# Aim of the task:
Would you please return every line from the listing that contains the word "Però"?
Segment Start: Materials provided
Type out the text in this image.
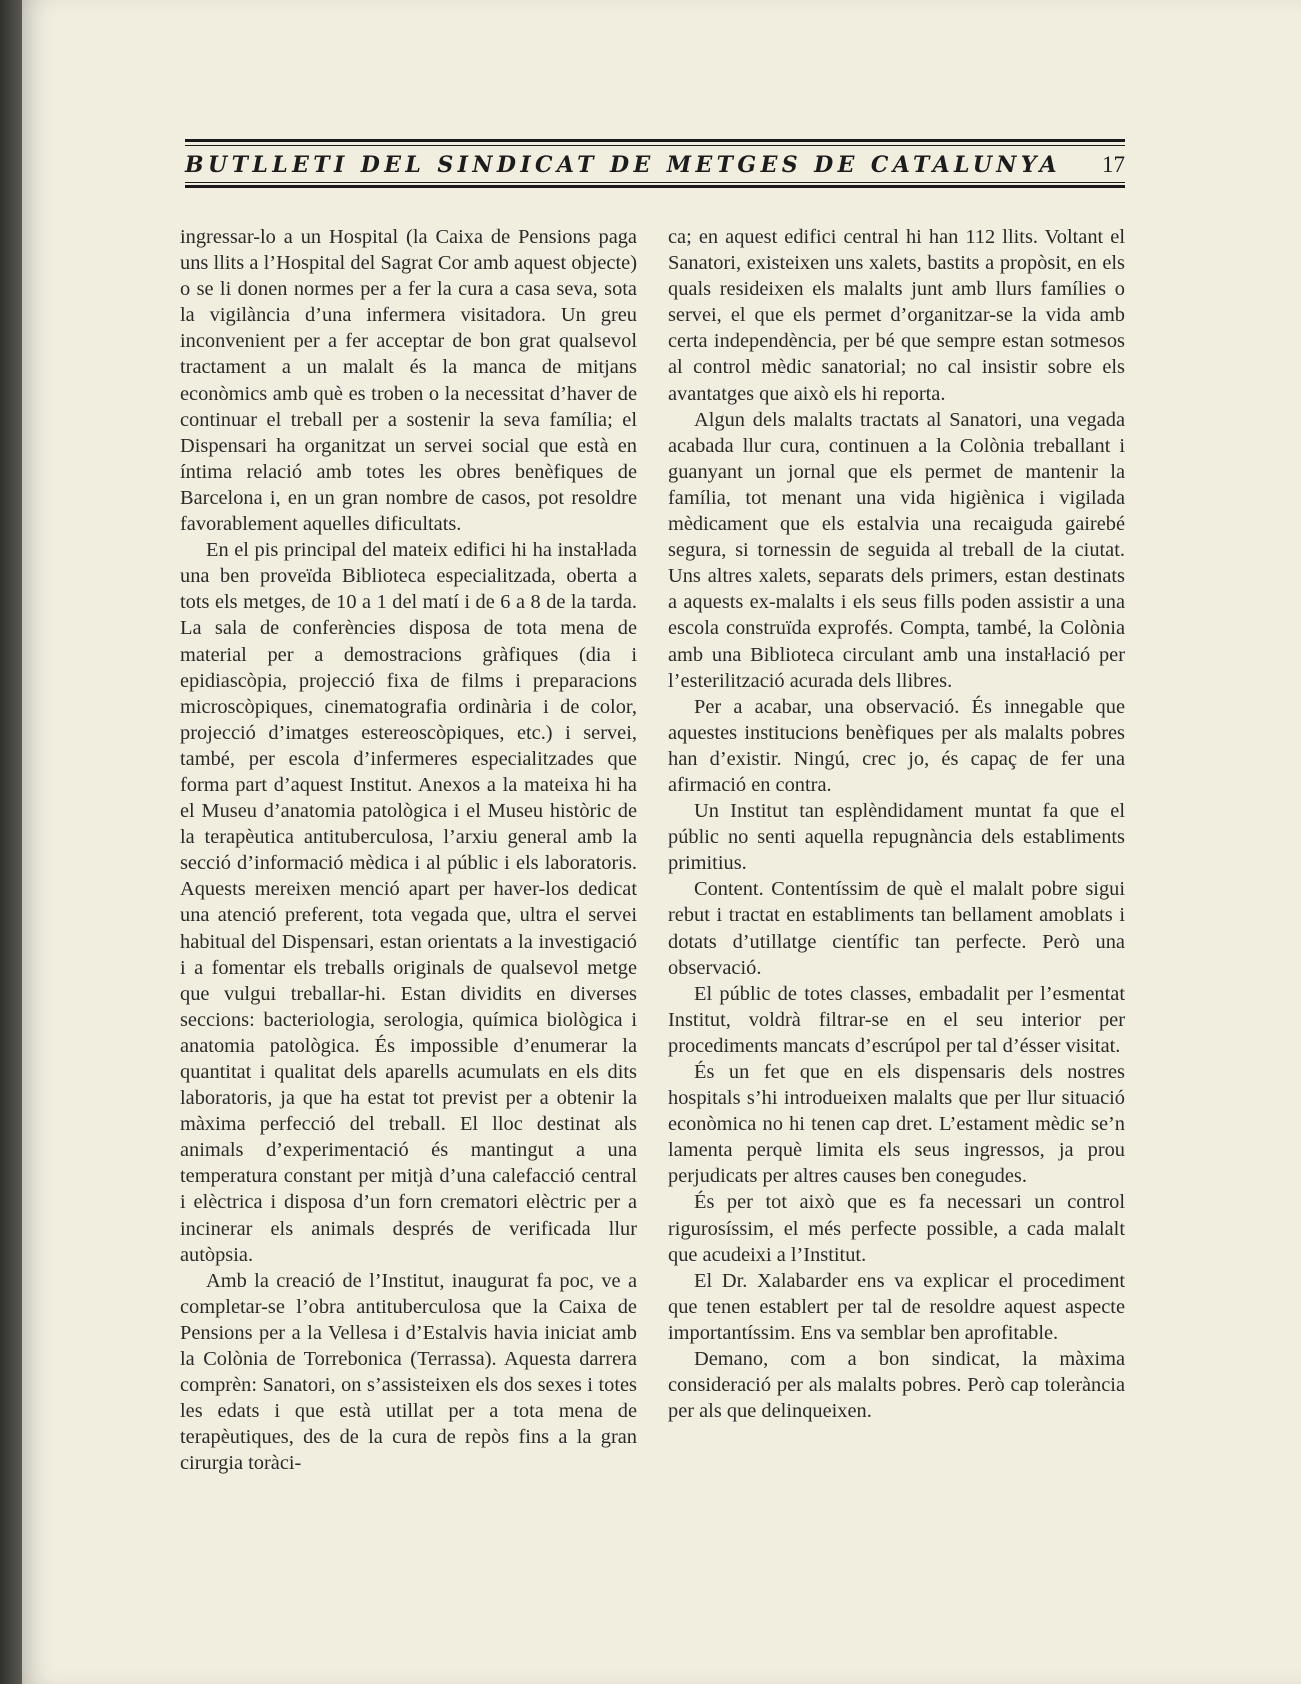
BUTLLETI DEL SINDICAT DE METGES DE CATALUNYA	17

ingressar-lo a un Hospital (la Caixa de Pensions paga uns llits a l’Hospital del Sagrat Cor amb aquest objecte) o se li donen normes per a fer la cura a casa seva, sota la vigilància d’una infermera visitadora. Un greu inconvenient per a fer acceptar de bon grat qualsevol tractament a un malalt és la manca de mitjans econòmics amb què es troben o la necessitat d’haver de continuar el treball per a sostenir la seva família; el Dispensari ha organitzat un servei social que està en íntima relació amb totes les obres benèfiques de Barcelona i, en un gran nombre de casos, pot resoldre favorablement aquelles dificultats.

En el pis principal del mateix edifici hi ha instaŀlada una ben proveïda Biblioteca especialitzada, oberta a tots els metges, de 10 a 1 del matí i de 6 a 8 de la tarda. La sala de conferències disposa de tota mena de material per a demostracions gràfiques (dia i epidiascòpia, projecció fixa de films i preparacions microscòpiques, cinematografia ordinària i de color, projecció d’imatges estereoscòpiques, etc.) i servei, també, per escola d’infermeres especialitzades que forma part d’aquest Institut. Anexos a la mateixa hi ha el Museu d’anatomia patològica i el Museu històric de la terapèutica antituberculosa, l’arxiu general amb la secció d’informació mèdica i al públic i els laboratoris. Aquests mereixen menció apart per haver-los dedicat una atenció preferent, tota vegada que, ultra el servei habitual del Dispensari, estan orientats a la investigació i a fomentar els treballs originals de qualsevol metge que vulgui treballar-hi. Estan dividits en diverses seccions: bacteriologia, serologia, química biològica i anatomia patològica. És impossible d’enumerar la quantitat i qualitat dels aparells acumulats en els dits laboratoris, ja que ha estat tot previst per a obtenir la màxima perfecció del treball. El lloc destinat als animals d’experimentació és mantingut a una temperatura constant per mitjà d’una calefacció central i elèctrica i disposa d’un forn crematori elèctric per a incinerar els animals després de verificada llur autòpsia.

Amb la creació de l’Institut, inaugurat fa poc, ve a completar-se l’obra antituberculosa que la Caixa de Pensions per a la Vellesa i d’Estalvis havia iniciat amb la Colònia de Torrebonica (Terrassa). Aquesta darrera comprèn: Sanatori, on s’assisteixen els dos sexes i totes les edats i que està utillat per a tota mena de terapèutiques, des de la cura de repòs fins a la gran cirurgia toràci-

ca; en aquest edifici central hi han 112 llits. Voltant el Sanatori, existeixen uns xalets, bastits a propòsit, en els quals resideixen els malalts junt amb llurs famílies o servei, el que els permet d’organitzar-se la vida amb certa independència, per bé que sempre estan sotmesos al control mèdic sanatorial; no cal insistir sobre els avantatges que això els hi reporta.

Algun dels malalts tractats al Sanatori, una vegada acabada llur cura, continuen a la Colònia treballant i guanyant un jornal que els permet de mantenir la família, tot menant una vida higiènica i vigilada mèdicament que els estalvia una recaiguda gairebé segura, si tornessin de seguida al treball de la ciutat. Uns altres xalets, separats dels primers, estan destinats a aquests ex-malalts i els seus fills poden assistir a una escola construïda exprofés. Compta, també, la Colònia amb una Biblioteca circulant amb una instaŀlació per l’esterilització acurada dels llibres.

Per a acabar, una observació. És innegable que aquestes institucions benèfiques per als malalts pobres han d’existir. Ningú, crec jo, és capaç de fer una afirmació en contra.

Un Institut tan esplèndidament muntat fa que el públic no senti aquella repugnància dels establiments primitius.

Content. Contentíssim de què el malalt pobre sigui rebut i tractat en establiments tan bellament amoblats i dotats d’utillatge científic tan perfecte. Però una observació.

El públic de totes classes, embadalit per l’esmentat Institut, voldrà filtrar-se en el seu interior per procediments mancats d’escrúpol per tal d’ésser visitat.

És un fet que en els dispensaris dels nostres hospitals s’hi introdueixen malalts que per llur situació econòmica no hi tenen cap dret. L’estament mèdic se’n lamenta perquè limita els seus ingressos, ja prou perjudicats per altres causes ben conegudes.

És per tot això que es fa necessari un control rigurosíssim, el més perfecte possible, a cada malalt que acudeixi a l’Institut.

El Dr. Xalabarder ens va explicar el procediment que tenen establert per tal de resoldre aquest aspecte importantíssim. Ens va semblar ben aprofitable.

Demano, com a bon sindicat, la màxima consideració per als malalts pobres. Però cap tolerància per als que delinqueixen.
Segment End: Materials provided
# Expected answer:
Content. Contentíssim de què el malalt pobre sigui rebut i tractat en establiments tan bellament amoblats i dotats d’utillatge científic tan perfecte. Però una observació.
Demano, com a bon sindicat, la màxima consideració per als malalts pobres. Però cap tolerància per als que delinqueixen.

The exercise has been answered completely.